Given exercise: Give the number of lines in the data that hold the string "Patch". Nothing else is needed.

Data for this exercise:
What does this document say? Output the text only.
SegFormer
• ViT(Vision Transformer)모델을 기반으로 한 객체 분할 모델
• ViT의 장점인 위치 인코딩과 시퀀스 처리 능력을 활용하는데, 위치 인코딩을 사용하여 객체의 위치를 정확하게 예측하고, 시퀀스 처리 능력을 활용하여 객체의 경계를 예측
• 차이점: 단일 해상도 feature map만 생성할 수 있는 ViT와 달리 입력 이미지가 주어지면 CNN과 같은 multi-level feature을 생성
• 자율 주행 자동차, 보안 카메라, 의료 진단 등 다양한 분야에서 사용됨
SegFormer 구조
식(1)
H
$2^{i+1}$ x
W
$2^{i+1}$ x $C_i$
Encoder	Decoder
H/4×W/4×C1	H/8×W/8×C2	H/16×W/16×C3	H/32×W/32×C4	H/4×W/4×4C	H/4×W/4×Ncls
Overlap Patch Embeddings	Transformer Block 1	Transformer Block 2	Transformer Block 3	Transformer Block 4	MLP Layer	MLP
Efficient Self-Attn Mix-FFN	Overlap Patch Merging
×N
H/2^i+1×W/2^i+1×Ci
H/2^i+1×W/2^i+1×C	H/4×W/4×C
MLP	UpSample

Correct response: 2